--- DATA SUPPLIED ---

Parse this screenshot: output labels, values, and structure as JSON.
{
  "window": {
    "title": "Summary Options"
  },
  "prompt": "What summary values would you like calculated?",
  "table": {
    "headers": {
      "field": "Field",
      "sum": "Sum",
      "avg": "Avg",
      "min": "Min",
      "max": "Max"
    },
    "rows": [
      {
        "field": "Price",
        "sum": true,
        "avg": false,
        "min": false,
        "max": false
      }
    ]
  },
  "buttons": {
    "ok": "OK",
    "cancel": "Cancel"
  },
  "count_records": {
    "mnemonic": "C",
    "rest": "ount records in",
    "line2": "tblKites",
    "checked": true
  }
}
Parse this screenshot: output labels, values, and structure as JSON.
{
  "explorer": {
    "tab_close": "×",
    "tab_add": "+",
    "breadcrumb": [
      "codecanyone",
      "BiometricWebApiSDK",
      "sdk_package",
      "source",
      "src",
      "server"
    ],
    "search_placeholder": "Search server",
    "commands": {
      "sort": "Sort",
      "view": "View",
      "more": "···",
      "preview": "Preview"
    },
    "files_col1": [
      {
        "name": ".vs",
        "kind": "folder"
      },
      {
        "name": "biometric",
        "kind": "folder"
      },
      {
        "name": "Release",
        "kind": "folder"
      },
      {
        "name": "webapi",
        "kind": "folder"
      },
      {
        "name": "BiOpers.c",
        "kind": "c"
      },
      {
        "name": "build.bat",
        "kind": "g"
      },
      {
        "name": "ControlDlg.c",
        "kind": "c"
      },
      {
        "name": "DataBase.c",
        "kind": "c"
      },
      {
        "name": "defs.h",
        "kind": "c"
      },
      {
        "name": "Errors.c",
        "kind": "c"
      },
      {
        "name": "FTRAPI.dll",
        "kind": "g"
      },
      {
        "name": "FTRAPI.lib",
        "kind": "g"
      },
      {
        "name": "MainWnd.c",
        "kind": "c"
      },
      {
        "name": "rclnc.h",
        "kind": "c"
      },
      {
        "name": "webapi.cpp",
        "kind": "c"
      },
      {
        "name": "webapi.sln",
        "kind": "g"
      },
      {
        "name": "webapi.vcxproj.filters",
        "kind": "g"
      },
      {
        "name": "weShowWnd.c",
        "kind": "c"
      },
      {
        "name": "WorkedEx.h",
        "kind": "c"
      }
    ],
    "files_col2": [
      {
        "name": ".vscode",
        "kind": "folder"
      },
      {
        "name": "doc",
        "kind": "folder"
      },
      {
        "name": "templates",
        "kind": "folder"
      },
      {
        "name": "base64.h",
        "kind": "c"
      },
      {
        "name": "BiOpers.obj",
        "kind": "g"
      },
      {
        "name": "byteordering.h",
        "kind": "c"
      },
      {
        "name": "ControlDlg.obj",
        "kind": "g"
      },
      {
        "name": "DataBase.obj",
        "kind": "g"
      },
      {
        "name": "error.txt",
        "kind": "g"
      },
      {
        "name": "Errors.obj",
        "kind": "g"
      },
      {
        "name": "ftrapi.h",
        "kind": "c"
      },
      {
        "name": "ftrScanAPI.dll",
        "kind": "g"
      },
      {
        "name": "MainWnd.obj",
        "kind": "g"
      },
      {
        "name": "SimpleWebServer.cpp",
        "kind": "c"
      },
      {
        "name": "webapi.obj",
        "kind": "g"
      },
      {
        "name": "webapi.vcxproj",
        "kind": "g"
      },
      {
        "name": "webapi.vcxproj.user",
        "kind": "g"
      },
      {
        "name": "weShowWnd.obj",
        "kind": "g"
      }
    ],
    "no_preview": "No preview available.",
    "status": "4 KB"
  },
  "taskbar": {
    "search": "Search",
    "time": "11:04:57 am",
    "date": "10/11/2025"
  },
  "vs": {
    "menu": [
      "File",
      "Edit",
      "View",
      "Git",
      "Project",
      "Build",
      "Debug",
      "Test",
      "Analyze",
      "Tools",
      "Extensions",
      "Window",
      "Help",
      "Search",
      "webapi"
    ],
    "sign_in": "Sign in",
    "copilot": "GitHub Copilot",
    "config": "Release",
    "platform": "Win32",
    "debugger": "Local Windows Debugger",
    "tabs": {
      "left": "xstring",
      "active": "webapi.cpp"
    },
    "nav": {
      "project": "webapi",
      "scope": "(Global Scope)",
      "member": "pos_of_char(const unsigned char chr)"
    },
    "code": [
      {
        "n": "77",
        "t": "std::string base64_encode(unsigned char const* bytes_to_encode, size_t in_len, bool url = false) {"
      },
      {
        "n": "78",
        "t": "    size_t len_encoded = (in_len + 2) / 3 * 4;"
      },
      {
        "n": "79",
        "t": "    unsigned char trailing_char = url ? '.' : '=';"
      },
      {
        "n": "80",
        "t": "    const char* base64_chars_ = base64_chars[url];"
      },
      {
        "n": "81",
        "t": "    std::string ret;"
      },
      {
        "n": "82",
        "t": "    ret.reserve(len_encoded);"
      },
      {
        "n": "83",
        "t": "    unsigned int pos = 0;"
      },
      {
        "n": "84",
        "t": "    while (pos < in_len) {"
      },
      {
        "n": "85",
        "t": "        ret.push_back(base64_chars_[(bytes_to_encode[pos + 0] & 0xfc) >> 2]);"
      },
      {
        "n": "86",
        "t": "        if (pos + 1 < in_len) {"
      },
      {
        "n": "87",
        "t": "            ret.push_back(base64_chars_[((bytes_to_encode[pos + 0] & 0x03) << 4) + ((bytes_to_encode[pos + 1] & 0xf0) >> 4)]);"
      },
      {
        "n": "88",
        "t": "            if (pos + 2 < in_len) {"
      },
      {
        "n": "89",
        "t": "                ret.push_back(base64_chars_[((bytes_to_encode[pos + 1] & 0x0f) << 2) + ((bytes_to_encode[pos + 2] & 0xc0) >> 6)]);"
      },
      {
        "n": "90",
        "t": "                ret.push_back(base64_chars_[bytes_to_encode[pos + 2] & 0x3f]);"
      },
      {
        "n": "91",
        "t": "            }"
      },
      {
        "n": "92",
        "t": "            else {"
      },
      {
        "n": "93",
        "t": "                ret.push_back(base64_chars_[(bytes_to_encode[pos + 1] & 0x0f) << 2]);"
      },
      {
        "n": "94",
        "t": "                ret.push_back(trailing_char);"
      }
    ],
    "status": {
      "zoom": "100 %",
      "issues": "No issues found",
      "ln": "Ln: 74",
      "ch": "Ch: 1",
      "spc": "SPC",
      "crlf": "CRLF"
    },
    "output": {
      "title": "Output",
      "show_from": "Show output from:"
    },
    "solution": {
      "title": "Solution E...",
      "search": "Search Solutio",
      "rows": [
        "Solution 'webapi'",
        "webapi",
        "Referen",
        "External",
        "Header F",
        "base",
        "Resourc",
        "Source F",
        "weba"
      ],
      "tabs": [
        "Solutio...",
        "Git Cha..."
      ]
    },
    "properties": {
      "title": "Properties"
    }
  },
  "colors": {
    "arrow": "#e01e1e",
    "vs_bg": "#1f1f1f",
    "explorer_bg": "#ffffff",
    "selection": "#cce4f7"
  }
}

---

:: THE TASK ::
Out of the records, collect only those lines that contain the string "Search".

:: CORRECT RESPONSE ::
    "search_placeholder": "Search server",
    "search": "Search",
      "Search",
      "search": "Search Solutio",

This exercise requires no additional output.